**Instructions for the task:** Copy only the lines from the one containing "Parse this screenshot: output" through the final line of the records below, exactly as written, with no pictures.
>> START Records provided
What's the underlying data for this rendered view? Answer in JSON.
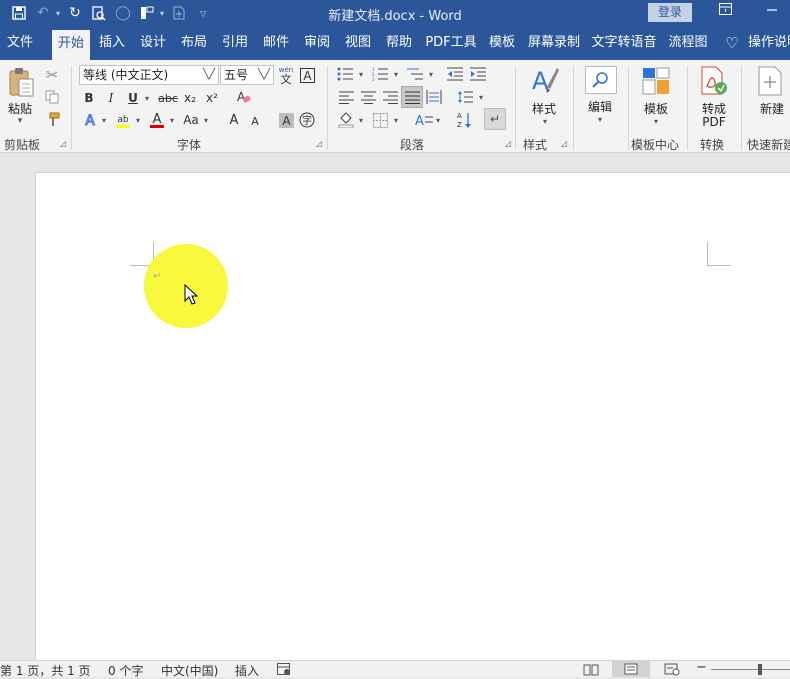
{
  "app": {
    "title": "新建文档.docx  -  Word",
    "login": "登录"
  },
  "tabs": [
    "文件",
    "开始",
    "插入",
    "设计",
    "布局",
    "引用",
    "邮件",
    "审阅",
    "视图",
    "帮助",
    "PDF工具",
    "模板",
    "屏幕录制",
    "文字转语音",
    "流程图",
    "操作说明"
  ],
  "active_tab": "开始",
  "ribbon": {
    "clipboard": {
      "paste": "粘贴",
      "label": "剪贴板"
    },
    "font": {
      "name": "等线 (中文正文)",
      "size": "五号",
      "label": "字体",
      "bold": "B",
      "italic": "I",
      "underline": "U",
      "strike": "abc",
      "subscript": "x₂",
      "superscript": "x²",
      "grow": "A",
      "shrink": "A",
      "case": "Aa"
    },
    "paragraph": {
      "label": "段落"
    },
    "styles": {
      "button": "样式",
      "label": "样式"
    },
    "editing": {
      "button": "编辑"
    },
    "template": {
      "button": "模板",
      "label": "模板中心"
    },
    "convert": {
      "button_line1": "转成",
      "button_line2": "PDF",
      "label": "转换"
    },
    "new": {
      "button": "新建",
      "label": "快速新建"
    }
  },
  "document": {
    "paragraph_mark": "↵"
  },
  "status": {
    "page": "第 1 页，共 1 页",
    "words": "0 个字",
    "language": "中文(中国)",
    "mode": "插入"
  },
  "colors": {
    "brand": "#2b579a",
    "highlight_pen": "#f7f72c",
    "font_color": "#e00000",
    "text_highlight": "#ffff00"
  }
}
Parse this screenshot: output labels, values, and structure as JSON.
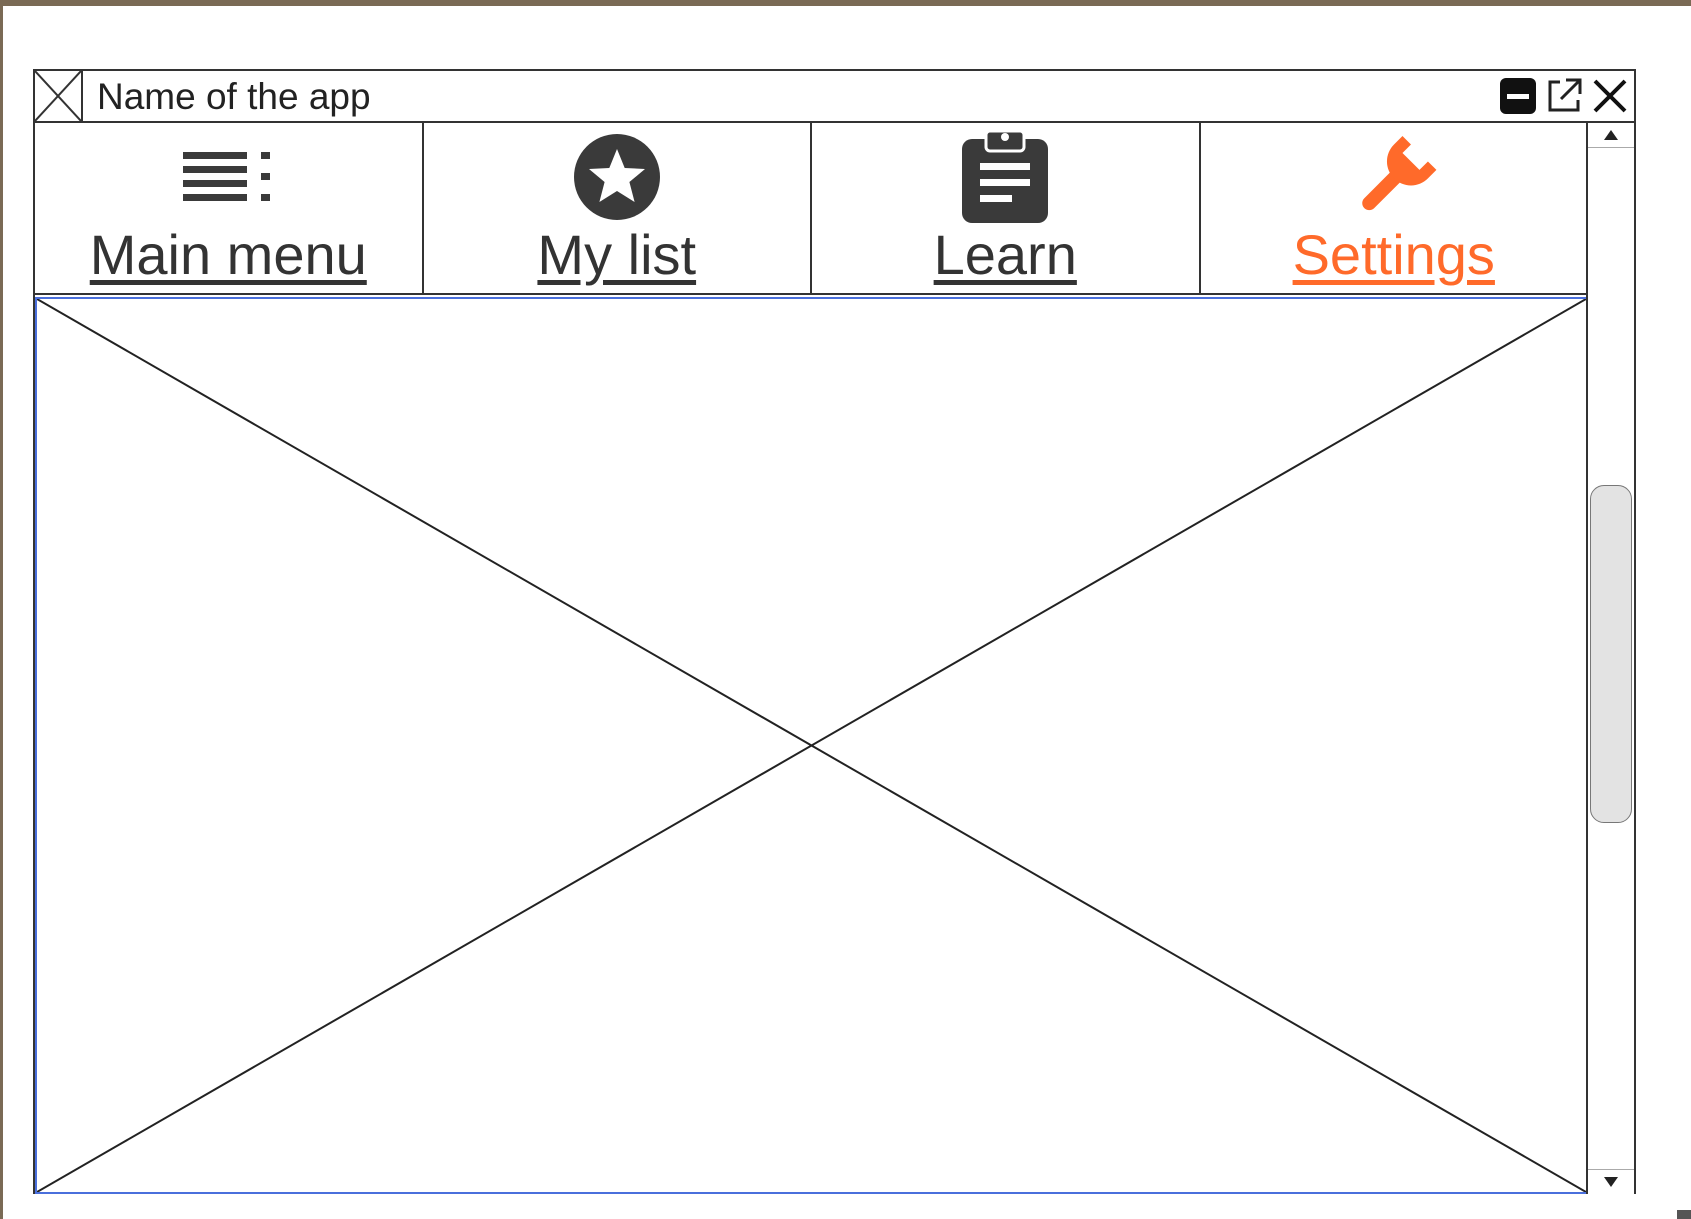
{
  "window": {
    "title": "Name of the app",
    "controls": [
      "minimize-icon",
      "popout-icon",
      "close-icon"
    ]
  },
  "nav": {
    "items": [
      {
        "label": "Main menu",
        "icon": "list-menu-icon",
        "active": false
      },
      {
        "label": "My list",
        "icon": "star-circle-icon",
        "active": false
      },
      {
        "label": "Learn",
        "icon": "clipboard-icon",
        "active": false
      },
      {
        "label": "Settings",
        "icon": "wrench-icon",
        "active": true
      }
    ]
  },
  "content": {
    "type": "image-placeholder"
  },
  "colors": {
    "accent": "#ff6a2a",
    "icon": "#3a3a3a",
    "content_border": "#4a6fdc"
  }
}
>> END Records provided
**Solution:**
Parse this screenshot: output labels, values, and structure as JSON.
{
  "window": {
    "title": "Name of the app",
    "controls": [
      "minimize-icon",
      "popout-icon",
      "close-icon"
    ]
  },
  "nav": {
    "items": [
      {
        "label": "Main menu",
        "icon": "list-menu-icon",
        "active": false
      },
      {
        "label": "My list",
        "icon": "star-circle-icon",
        "active": false
      },
      {
        "label": "Learn",
        "icon": "clipboard-icon",
        "active": false
      },
      {
        "label": "Settings",
        "icon": "wrench-icon",
        "active": true
      }
    ]
  },
  "content": {
    "type": "image-placeholder"
  },
  "colors": {
    "accent": "#ff6a2a",
    "icon": "#3a3a3a",
    "content_border": "#4a6fdc"
  }
}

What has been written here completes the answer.